** Start **

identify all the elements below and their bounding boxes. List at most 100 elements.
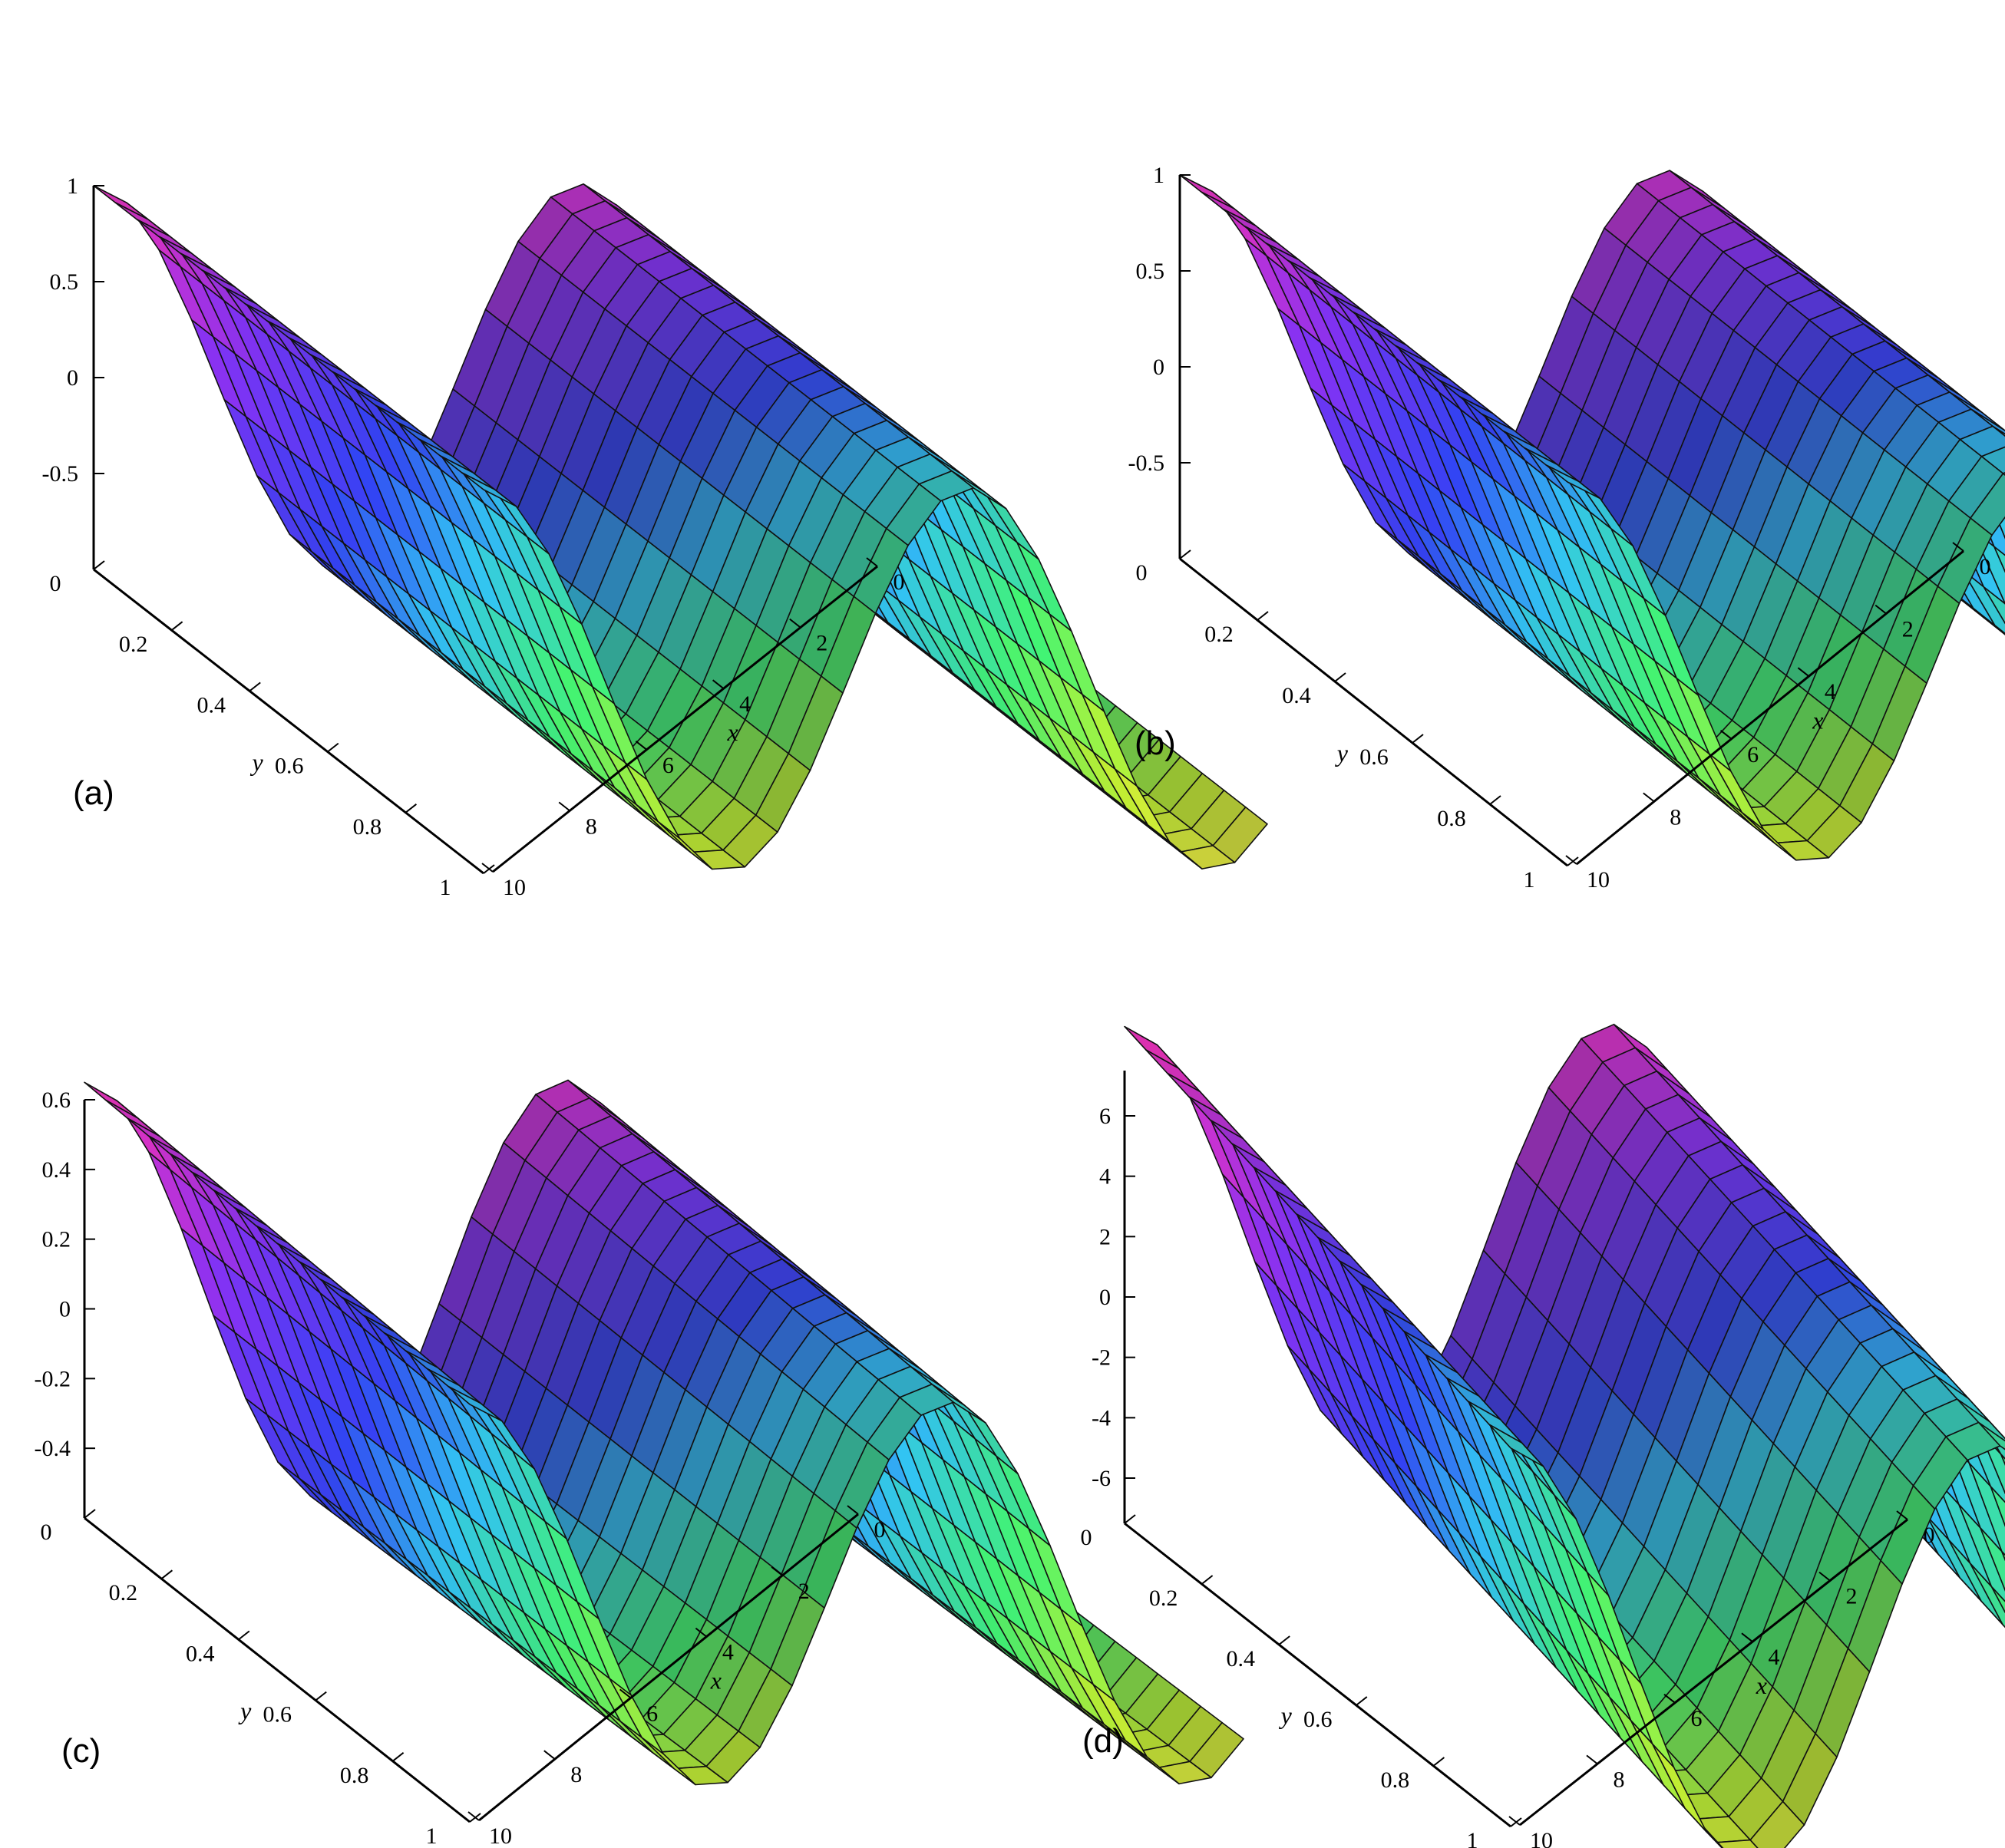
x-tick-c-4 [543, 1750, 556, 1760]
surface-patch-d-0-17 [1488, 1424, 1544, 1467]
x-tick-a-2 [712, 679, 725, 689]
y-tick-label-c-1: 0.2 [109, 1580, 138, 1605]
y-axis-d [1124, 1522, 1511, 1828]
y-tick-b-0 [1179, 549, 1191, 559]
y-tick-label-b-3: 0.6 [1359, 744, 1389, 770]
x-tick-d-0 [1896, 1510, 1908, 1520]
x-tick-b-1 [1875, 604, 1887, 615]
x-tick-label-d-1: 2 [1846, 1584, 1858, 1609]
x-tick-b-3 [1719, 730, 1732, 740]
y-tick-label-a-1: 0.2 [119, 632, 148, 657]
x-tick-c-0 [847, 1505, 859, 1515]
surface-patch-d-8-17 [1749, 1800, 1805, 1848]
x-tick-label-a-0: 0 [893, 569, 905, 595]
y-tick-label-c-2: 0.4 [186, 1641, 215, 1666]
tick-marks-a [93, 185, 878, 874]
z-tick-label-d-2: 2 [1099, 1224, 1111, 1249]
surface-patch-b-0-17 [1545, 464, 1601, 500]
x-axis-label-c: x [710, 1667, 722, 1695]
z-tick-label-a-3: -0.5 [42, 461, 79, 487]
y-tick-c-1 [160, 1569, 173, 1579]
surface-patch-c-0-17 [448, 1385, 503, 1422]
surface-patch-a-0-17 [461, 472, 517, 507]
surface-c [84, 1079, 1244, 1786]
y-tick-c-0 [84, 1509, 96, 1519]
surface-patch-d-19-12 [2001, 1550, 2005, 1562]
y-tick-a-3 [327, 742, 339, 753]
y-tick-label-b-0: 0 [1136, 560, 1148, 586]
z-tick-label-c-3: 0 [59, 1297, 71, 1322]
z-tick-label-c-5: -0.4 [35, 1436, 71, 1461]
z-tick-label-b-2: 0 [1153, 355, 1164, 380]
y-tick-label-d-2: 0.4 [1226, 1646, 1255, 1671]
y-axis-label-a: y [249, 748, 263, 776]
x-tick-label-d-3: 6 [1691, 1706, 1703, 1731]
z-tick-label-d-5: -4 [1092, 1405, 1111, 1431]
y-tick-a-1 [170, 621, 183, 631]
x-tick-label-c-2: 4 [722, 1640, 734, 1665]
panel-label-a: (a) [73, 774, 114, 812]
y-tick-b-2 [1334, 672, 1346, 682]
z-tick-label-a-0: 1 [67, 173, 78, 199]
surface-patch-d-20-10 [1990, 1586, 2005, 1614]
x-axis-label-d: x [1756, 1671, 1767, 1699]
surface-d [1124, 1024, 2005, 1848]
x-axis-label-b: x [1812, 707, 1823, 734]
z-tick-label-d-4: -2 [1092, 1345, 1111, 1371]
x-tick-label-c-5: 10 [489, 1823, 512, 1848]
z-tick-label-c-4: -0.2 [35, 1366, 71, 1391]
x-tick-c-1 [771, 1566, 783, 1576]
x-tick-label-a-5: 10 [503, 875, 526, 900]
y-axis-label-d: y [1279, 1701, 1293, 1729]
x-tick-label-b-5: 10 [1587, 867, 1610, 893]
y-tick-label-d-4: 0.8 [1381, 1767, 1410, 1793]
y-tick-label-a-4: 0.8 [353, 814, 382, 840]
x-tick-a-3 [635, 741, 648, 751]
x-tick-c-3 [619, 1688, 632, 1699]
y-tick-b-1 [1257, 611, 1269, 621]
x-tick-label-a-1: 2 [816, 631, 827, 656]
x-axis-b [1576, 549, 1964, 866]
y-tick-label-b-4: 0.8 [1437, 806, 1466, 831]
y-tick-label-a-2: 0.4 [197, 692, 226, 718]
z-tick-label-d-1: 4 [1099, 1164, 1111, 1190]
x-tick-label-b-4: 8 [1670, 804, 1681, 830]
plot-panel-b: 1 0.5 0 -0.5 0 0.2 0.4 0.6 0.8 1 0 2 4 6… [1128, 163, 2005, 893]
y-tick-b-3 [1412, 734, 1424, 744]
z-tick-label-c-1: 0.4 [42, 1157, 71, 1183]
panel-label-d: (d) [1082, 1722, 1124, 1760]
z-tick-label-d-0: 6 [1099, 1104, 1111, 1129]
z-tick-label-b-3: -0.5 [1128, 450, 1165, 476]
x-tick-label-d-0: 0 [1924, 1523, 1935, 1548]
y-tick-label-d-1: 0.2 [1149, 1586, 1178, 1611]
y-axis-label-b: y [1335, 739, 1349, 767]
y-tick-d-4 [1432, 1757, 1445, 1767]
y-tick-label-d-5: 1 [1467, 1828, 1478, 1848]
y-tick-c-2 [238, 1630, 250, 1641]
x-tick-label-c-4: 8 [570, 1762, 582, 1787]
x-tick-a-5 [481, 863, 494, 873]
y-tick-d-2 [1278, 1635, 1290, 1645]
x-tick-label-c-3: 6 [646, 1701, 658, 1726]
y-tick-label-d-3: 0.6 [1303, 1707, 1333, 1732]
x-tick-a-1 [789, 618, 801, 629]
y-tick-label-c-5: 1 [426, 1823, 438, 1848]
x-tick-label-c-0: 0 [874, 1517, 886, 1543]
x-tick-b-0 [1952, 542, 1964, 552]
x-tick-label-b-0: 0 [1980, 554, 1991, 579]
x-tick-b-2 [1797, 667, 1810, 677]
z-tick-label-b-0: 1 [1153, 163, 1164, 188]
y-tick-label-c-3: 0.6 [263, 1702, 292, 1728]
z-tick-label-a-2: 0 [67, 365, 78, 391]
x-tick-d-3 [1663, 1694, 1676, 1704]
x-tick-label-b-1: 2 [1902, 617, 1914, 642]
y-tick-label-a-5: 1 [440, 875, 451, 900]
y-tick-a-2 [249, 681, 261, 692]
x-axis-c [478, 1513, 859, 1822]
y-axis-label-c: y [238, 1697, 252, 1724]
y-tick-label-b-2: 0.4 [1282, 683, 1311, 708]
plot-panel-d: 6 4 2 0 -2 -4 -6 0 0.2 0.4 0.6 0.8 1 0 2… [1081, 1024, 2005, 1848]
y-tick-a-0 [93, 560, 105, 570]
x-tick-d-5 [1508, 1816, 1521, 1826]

** End **

Copy out the rows starting at the one that contains "x-tick-c-4 [543, 1750, 556, 1760]" and ending at the one that contains "x-axis-label-d: x [1756, 1671, 1767, 1699]", keeping every character unchanged.

Answer to the problem:
x-tick-c-4 [543, 1750, 556, 1760]
surface-patch-d-0-17 [1488, 1424, 1544, 1467]
x-tick-a-2 [712, 679, 725, 689]
y-tick-label-c-1: 0.2 [109, 1580, 138, 1605]
y-axis-d [1124, 1522, 1511, 1828]
y-tick-b-0 [1179, 549, 1191, 559]
y-tick-label-b-3: 0.6 [1359, 744, 1389, 770]
x-tick-d-0 [1896, 1510, 1908, 1520]
x-tick-b-1 [1875, 604, 1887, 615]
x-tick-label-d-1: 2 [1846, 1584, 1858, 1609]
x-tick-b-3 [1719, 730, 1732, 740]
y-tick-label-a-1: 0.2 [119, 632, 148, 657]
x-tick-c-0 [847, 1505, 859, 1515]
surface-patch-d-8-17 [1749, 1800, 1805, 1848]
x-tick-label-a-0: 0 [893, 569, 905, 595]
y-tick-label-c-2: 0.4 [186, 1641, 215, 1666]
tick-marks-a [93, 185, 878, 874]
z-tick-label-d-2: 2 [1099, 1224, 1111, 1249]
surface-patch-b-0-17 [1545, 464, 1601, 500]
x-axis-label-c: x [710, 1667, 722, 1695]
z-tick-label-a-3: -0.5 [42, 461, 79, 487]
y-tick-c-1 [160, 1569, 173, 1579]
surface-patch-c-0-17 [448, 1385, 503, 1422]
surface-patch-a-0-17 [461, 472, 517, 507]
surface-c [84, 1079, 1244, 1786]
y-tick-c-0 [84, 1509, 96, 1519]
surface-patch-d-19-12 [2001, 1550, 2005, 1562]
y-tick-a-3 [327, 742, 339, 753]
y-tick-label-b-0: 0 [1136, 560, 1148, 586]
z-tick-label-c-3: 0 [59, 1297, 71, 1322]
z-tick-label-c-5: -0.4 [35, 1436, 71, 1461]
z-tick-label-b-2: 0 [1153, 355, 1164, 380]
y-tick-label-d-2: 0.4 [1226, 1646, 1255, 1671]
y-axis-label-a: y [249, 748, 263, 776]
x-tick-label-d-3: 6 [1691, 1706, 1703, 1731]
z-tick-label-d-5: -4 [1092, 1405, 1111, 1431]
y-tick-a-1 [170, 621, 183, 631]
x-tick-label-c-2: 4 [722, 1640, 734, 1665]
panel-label-a: (a) [73, 774, 114, 812]
y-tick-b-2 [1334, 672, 1346, 682]
z-tick-label-a-0: 1 [67, 173, 78, 199]
surface-patch-d-20-10 [1990, 1586, 2005, 1614]
x-axis-label-d: x [1756, 1671, 1767, 1699]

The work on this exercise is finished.